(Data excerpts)

## START

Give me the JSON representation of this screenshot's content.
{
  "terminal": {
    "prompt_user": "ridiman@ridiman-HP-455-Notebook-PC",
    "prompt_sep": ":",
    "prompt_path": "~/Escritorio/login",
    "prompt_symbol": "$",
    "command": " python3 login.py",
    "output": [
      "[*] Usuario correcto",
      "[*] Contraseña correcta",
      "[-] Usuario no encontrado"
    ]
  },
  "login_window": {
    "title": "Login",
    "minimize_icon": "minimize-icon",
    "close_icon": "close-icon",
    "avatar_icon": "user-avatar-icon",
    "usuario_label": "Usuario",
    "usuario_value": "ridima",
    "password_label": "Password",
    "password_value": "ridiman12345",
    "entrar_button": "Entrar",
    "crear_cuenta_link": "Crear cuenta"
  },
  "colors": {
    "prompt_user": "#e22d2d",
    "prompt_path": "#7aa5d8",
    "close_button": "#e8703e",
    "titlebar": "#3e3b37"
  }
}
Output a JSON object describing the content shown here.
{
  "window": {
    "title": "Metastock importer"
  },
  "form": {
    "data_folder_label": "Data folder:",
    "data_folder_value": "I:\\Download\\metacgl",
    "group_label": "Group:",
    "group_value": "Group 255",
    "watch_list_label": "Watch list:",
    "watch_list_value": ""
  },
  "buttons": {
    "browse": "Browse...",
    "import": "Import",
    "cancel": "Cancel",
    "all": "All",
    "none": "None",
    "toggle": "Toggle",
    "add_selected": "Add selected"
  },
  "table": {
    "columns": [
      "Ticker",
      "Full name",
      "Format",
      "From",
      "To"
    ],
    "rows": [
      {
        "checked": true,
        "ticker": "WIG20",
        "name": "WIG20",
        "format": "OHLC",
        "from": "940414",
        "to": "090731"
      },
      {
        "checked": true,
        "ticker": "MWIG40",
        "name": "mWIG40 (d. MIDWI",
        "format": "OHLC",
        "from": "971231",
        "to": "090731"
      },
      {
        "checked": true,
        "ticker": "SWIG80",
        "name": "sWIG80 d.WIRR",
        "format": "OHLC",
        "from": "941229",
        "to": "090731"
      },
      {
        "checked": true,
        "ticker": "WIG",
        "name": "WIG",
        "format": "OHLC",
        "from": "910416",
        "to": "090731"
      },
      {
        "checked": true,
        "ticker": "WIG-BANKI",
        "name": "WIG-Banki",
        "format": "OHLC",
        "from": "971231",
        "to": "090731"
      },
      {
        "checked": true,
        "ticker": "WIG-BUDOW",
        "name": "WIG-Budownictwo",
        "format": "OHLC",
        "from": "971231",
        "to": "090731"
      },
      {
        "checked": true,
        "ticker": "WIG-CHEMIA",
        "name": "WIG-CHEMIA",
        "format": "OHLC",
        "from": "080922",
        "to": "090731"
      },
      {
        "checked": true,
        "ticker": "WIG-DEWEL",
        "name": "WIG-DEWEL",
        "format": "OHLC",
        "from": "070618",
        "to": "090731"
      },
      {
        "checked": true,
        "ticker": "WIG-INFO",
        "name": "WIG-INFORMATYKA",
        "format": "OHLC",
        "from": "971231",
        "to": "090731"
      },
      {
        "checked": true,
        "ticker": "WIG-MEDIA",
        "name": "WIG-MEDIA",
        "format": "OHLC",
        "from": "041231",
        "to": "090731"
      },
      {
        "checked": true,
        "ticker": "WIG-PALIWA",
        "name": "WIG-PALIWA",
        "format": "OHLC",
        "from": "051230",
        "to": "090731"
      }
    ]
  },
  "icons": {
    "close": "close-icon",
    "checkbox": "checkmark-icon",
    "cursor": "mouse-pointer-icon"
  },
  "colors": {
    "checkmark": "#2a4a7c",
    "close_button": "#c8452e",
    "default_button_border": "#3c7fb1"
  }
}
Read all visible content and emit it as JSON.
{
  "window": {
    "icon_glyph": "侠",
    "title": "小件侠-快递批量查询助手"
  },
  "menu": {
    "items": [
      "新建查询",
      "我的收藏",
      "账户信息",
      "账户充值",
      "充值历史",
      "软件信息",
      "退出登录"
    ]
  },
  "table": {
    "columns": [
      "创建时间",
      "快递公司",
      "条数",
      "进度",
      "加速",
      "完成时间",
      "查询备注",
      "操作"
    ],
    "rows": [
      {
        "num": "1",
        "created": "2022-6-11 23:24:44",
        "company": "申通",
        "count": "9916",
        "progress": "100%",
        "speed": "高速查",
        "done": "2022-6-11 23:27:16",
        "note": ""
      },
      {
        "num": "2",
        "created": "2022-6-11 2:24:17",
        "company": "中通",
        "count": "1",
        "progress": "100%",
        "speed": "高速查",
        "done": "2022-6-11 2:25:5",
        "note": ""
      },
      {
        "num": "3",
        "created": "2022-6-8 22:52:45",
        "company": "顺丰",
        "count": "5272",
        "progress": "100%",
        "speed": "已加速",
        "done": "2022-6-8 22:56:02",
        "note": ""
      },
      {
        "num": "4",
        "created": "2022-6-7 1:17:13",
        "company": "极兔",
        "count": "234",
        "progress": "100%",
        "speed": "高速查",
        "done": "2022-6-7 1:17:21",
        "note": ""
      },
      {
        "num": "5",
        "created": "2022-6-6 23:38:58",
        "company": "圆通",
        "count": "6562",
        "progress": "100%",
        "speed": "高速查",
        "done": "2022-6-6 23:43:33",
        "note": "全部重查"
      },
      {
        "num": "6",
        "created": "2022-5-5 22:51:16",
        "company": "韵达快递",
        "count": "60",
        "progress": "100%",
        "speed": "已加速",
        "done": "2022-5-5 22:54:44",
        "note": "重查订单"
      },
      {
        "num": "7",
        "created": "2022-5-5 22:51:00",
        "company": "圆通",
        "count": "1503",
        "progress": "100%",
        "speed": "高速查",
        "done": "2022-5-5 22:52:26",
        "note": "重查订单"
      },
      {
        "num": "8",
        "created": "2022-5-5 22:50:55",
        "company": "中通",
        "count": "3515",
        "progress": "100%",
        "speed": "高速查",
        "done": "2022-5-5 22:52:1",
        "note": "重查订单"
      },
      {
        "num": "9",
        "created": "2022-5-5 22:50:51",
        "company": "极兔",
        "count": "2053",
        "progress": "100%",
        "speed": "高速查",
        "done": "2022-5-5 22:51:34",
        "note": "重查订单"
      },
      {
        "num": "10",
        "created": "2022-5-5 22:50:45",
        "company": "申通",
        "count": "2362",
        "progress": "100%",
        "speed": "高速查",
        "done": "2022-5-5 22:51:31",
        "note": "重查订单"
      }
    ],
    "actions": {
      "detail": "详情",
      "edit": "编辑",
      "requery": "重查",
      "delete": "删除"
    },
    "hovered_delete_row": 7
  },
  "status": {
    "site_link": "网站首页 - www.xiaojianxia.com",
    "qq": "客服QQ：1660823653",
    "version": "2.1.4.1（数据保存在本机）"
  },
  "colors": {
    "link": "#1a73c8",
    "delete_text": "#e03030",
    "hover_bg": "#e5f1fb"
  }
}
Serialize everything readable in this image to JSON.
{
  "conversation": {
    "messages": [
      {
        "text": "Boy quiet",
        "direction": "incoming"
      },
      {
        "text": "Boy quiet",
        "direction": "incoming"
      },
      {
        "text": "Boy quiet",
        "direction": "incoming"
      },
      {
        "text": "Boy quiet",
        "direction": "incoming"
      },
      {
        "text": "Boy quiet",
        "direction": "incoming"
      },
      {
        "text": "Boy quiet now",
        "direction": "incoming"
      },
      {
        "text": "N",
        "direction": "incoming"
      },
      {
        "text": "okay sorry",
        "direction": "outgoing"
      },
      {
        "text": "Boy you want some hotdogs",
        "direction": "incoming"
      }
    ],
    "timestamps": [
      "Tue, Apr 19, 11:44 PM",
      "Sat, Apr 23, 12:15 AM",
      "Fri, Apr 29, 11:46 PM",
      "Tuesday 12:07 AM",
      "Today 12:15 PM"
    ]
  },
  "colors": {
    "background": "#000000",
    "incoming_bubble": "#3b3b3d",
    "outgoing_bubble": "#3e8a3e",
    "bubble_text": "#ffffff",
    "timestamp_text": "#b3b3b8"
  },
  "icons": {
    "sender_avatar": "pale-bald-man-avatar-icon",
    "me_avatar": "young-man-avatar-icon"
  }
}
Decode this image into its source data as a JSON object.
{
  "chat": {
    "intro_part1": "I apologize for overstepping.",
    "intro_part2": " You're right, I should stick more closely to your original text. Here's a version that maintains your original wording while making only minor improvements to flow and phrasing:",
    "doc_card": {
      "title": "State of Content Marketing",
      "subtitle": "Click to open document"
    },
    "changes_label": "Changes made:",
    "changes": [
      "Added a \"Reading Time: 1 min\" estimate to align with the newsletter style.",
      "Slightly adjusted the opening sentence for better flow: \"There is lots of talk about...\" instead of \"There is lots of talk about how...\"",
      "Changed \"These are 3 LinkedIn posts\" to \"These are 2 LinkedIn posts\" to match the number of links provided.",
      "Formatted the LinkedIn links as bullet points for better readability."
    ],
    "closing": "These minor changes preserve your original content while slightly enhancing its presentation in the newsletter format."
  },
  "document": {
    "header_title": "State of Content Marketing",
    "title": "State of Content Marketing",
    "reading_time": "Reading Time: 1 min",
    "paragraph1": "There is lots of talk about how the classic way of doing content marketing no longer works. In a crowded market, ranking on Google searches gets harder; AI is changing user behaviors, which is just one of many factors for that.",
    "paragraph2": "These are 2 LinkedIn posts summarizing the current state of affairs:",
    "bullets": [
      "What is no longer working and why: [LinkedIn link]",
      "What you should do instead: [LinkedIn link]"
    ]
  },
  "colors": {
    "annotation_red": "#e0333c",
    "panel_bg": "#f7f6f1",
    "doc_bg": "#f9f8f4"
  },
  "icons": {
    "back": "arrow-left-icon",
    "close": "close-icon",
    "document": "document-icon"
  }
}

## END

Look over the listing above. Pick out and copy every line that includes "your".

● TASK SOLUTION
    "intro_part2": " You're right, I should stick more closely to your original text. Here's a version that maintains your original wording while making only minor improvements to flow and phrasing:",
    "closing": "These minor changes preserve your original content while slightly enhancing its presentation in the newsletter format."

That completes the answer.